Extracted records →

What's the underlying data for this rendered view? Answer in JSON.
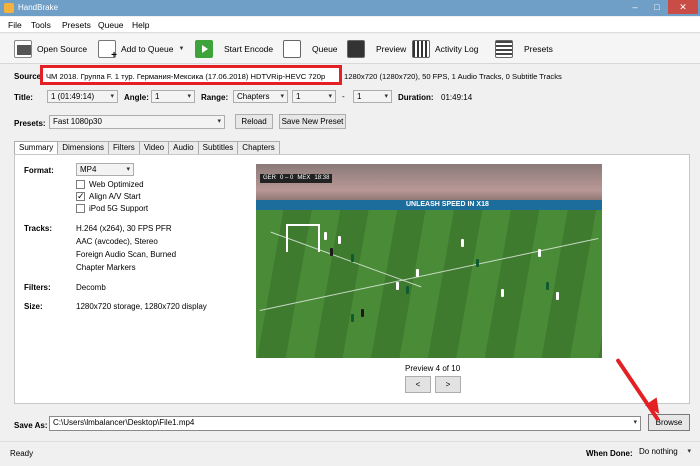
{
  "window": {
    "title": "HandBrake",
    "min": "–",
    "max": "□",
    "close": "✕"
  },
  "menu": [
    "File",
    "Tools",
    "Presets",
    "Queue",
    "Help"
  ],
  "toolbar": {
    "open_source": "Open Source",
    "add_to_queue": "Add to Queue",
    "start_encode": "Start Encode",
    "queue": "Queue",
    "preview": "Preview",
    "activity_log": "Activity Log",
    "presets": "Presets"
  },
  "source": {
    "label": "Source:",
    "name": "ЧМ 2018. Группа F. 1 тур. Германия-Мексика  (17.06.2018) HDTVRip-HEVC 720p",
    "info": "1280x720 (1280x720), 50 FPS, 1 Audio Tracks, 0 Subtitle Tracks"
  },
  "title_row": {
    "title_label": "Title:",
    "title_value": "1 (01:49:14)",
    "angle_label": "Angle:",
    "angle_value": "1",
    "range_label": "Range:",
    "range_value": "Chapters",
    "range_start": "1",
    "range_sep": "-",
    "range_end": "1",
    "duration_label": "Duration:",
    "duration_value": "01:49:14"
  },
  "presets_row": {
    "label": "Presets:",
    "value": "Fast 1080p30",
    "reload": "Reload",
    "save_new": "Save New Preset"
  },
  "tabs": [
    "Summary",
    "Dimensions",
    "Filters",
    "Video",
    "Audio",
    "Subtitles",
    "Chapters"
  ],
  "summary": {
    "format_label": "Format:",
    "format_value": "MP4",
    "web_optimized": "Web Optimized",
    "web_optimized_checked": false,
    "align_av": "Align A/V Start",
    "align_av_checked": true,
    "ipod": "iPod 5G Support",
    "ipod_checked": false,
    "tracks_label": "Tracks:",
    "tracks": [
      "H.264 (x264), 30 FPS PFR",
      "AAC (avcodec), Stereo",
      "Foreign Audio Scan, Burned",
      "Chapter Markers"
    ],
    "filters_label": "Filters:",
    "filters_value": "Decomb",
    "size_label": "Size:",
    "size_value": "1280x720 storage, 1280x720 display"
  },
  "preview_frame": {
    "score_home": "GER",
    "score": "0 – 0",
    "score_away": "MEX",
    "clock": "18:38",
    "board": "UNLEASH SPEED IN X18"
  },
  "preview": {
    "caption": "Preview 4 of 10",
    "prev": "<",
    "next": ">"
  },
  "save_as": {
    "label": "Save As:",
    "path": "C:\\Users\\lmbalancer\\Desktop\\File1.mp4",
    "browse": "Browse"
  },
  "status": {
    "text": "Ready",
    "when_done_label": "When Done:",
    "when_done_value": "Do nothing"
  },
  "colors": {
    "highlight": "#e32024",
    "titlebar": "#6f9fc7"
  }
}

Written task → Restate the full listing verbatim and drop every picture.

Response →
What's the underlying data for this rendered view? Answer in JSON.
{
  "window": {
    "title": "HandBrake",
    "min": "–",
    "max": "□",
    "close": "✕"
  },
  "menu": [
    "File",
    "Tools",
    "Presets",
    "Queue",
    "Help"
  ],
  "toolbar": {
    "open_source": "Open Source",
    "add_to_queue": "Add to Queue",
    "start_encode": "Start Encode",
    "queue": "Queue",
    "preview": "Preview",
    "activity_log": "Activity Log",
    "presets": "Presets"
  },
  "source": {
    "label": "Source:",
    "name": "ЧМ 2018. Группа F. 1 тур. Германия-Мексика  (17.06.2018) HDTVRip-HEVC 720p",
    "info": "1280x720 (1280x720), 50 FPS, 1 Audio Tracks, 0 Subtitle Tracks"
  },
  "title_row": {
    "title_label": "Title:",
    "title_value": "1 (01:49:14)",
    "angle_label": "Angle:",
    "angle_value": "1",
    "range_label": "Range:",
    "range_value": "Chapters",
    "range_start": "1",
    "range_sep": "-",
    "range_end": "1",
    "duration_label": "Duration:",
    "duration_value": "01:49:14"
  },
  "presets_row": {
    "label": "Presets:",
    "value": "Fast 1080p30",
    "reload": "Reload",
    "save_new": "Save New Preset"
  },
  "tabs": [
    "Summary",
    "Dimensions",
    "Filters",
    "Video",
    "Audio",
    "Subtitles",
    "Chapters"
  ],
  "summary": {
    "format_label": "Format:",
    "format_value": "MP4",
    "web_optimized": "Web Optimized",
    "web_optimized_checked": false,
    "align_av": "Align A/V Start",
    "align_av_checked": true,
    "ipod": "iPod 5G Support",
    "ipod_checked": false,
    "tracks_label": "Tracks:",
    "tracks": [
      "H.264 (x264), 30 FPS PFR",
      "AAC (avcodec), Stereo",
      "Foreign Audio Scan, Burned",
      "Chapter Markers"
    ],
    "filters_label": "Filters:",
    "filters_value": "Decomb",
    "size_label": "Size:",
    "size_value": "1280x720 storage, 1280x720 display"
  },
  "preview_frame": {
    "score_home": "GER",
    "score": "0 – 0",
    "score_away": "MEX",
    "clock": "18:38",
    "board": "UNLEASH SPEED IN X18"
  },
  "preview": {
    "caption": "Preview 4 of 10",
    "prev": "<",
    "next": ">"
  },
  "save_as": {
    "label": "Save As:",
    "path": "C:\\Users\\lmbalancer\\Desktop\\File1.mp4",
    "browse": "Browse"
  },
  "status": {
    "text": "Ready",
    "when_done_label": "When Done:",
    "when_done_value": "Do nothing"
  },
  "colors": {
    "highlight": "#e32024",
    "titlebar": "#6f9fc7"
  }
}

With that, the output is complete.